THE TASK:
Show only lines that include "Aline".

DATA EXCERPTS:
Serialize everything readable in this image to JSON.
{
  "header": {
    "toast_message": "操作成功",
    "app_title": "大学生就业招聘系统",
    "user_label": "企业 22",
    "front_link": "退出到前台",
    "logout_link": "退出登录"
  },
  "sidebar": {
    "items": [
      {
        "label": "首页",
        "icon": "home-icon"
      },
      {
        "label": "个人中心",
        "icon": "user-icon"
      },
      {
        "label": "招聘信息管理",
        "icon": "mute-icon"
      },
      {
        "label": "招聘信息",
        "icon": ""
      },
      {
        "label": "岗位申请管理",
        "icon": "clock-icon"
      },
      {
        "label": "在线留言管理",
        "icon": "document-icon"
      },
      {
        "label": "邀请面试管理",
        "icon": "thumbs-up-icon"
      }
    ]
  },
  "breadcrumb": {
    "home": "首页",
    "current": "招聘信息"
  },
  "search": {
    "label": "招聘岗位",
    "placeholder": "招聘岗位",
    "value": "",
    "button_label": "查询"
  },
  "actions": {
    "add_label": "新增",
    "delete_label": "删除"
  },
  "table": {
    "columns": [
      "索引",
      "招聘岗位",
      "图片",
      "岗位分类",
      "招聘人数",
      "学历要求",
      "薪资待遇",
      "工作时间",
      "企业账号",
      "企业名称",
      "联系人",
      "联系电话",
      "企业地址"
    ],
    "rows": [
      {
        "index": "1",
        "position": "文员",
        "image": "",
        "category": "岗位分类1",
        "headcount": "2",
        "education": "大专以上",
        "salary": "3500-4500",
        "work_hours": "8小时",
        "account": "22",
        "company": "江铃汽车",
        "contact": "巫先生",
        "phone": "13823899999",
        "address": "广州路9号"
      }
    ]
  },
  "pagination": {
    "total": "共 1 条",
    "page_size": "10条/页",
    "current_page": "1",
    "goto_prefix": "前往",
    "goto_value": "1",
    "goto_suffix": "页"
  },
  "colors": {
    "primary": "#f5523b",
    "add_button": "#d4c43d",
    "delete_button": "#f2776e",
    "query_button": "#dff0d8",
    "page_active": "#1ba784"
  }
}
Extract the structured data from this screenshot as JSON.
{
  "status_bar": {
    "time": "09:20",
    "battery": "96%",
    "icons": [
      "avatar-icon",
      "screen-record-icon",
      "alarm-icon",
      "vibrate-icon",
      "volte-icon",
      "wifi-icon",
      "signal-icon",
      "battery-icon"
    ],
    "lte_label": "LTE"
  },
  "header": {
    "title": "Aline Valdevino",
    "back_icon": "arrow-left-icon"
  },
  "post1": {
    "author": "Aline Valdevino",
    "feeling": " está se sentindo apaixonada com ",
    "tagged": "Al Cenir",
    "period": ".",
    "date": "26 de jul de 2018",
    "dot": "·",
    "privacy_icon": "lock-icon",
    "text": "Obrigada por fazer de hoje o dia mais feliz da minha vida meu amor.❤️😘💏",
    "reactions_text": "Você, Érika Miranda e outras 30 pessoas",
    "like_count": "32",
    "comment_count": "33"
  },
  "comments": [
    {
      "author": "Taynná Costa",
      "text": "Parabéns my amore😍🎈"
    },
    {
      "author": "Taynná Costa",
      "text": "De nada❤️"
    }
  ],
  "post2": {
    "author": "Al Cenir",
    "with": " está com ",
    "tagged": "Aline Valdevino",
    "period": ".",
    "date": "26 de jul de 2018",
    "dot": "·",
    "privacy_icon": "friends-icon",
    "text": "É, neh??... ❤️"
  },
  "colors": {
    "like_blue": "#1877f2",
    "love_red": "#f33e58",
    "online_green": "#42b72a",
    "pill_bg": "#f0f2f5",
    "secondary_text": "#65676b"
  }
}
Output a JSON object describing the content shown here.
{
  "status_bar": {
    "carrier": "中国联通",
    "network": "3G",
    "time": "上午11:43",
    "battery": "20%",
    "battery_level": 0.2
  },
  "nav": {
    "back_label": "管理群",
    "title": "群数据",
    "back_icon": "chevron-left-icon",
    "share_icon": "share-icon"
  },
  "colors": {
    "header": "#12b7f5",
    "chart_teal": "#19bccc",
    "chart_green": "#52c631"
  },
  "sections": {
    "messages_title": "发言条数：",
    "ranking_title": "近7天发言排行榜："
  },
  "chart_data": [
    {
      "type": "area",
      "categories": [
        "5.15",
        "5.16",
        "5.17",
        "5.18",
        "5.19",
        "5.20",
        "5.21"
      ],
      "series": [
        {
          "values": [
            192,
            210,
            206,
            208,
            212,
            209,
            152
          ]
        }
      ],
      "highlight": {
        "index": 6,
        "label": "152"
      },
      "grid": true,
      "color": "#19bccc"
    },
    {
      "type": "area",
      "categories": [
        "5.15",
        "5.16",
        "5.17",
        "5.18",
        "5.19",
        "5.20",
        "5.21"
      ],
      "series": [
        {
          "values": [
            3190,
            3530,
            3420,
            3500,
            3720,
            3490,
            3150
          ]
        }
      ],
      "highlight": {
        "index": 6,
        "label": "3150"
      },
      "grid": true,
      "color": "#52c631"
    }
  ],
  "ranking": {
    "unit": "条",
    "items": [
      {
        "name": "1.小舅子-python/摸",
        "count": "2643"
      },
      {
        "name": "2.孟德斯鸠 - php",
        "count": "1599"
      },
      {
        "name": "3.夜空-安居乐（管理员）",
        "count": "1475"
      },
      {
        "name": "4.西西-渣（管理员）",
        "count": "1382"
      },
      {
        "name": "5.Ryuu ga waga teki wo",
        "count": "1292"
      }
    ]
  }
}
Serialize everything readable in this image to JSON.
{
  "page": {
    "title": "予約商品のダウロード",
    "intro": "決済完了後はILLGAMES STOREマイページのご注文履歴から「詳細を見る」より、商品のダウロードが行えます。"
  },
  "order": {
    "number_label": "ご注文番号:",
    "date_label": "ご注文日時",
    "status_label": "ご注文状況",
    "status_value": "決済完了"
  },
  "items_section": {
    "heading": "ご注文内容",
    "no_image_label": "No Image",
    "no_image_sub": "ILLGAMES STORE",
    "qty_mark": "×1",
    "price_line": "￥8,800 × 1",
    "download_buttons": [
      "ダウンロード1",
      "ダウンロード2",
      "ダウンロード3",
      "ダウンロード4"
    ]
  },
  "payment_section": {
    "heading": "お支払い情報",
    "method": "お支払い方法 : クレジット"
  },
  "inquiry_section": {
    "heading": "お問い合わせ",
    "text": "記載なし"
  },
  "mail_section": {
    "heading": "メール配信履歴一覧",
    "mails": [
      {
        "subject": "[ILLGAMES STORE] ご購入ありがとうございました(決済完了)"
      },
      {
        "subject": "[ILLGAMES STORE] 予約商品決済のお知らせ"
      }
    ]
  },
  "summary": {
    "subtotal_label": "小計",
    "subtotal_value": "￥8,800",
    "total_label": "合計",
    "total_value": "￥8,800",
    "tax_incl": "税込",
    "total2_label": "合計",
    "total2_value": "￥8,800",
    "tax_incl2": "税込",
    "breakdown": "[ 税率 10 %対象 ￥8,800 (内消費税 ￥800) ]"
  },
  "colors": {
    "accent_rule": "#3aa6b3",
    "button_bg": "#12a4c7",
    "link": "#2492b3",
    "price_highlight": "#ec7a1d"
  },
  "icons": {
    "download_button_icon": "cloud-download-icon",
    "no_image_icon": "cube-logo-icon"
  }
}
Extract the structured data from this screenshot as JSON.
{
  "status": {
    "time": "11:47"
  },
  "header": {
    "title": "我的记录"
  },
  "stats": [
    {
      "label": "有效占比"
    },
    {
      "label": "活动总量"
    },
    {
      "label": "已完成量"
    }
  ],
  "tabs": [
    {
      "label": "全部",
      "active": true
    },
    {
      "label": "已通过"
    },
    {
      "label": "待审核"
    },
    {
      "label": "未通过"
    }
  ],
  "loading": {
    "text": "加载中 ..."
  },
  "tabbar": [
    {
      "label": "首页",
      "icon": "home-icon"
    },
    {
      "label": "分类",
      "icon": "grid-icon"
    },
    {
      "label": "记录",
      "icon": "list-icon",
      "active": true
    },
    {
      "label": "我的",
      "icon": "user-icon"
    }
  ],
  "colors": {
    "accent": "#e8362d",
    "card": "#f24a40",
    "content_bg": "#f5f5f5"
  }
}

TASK OUTPUT:
    "title": "Aline Valdevino",
    "author": "Aline Valdevino",
    "tagged": "Aline Valdevino",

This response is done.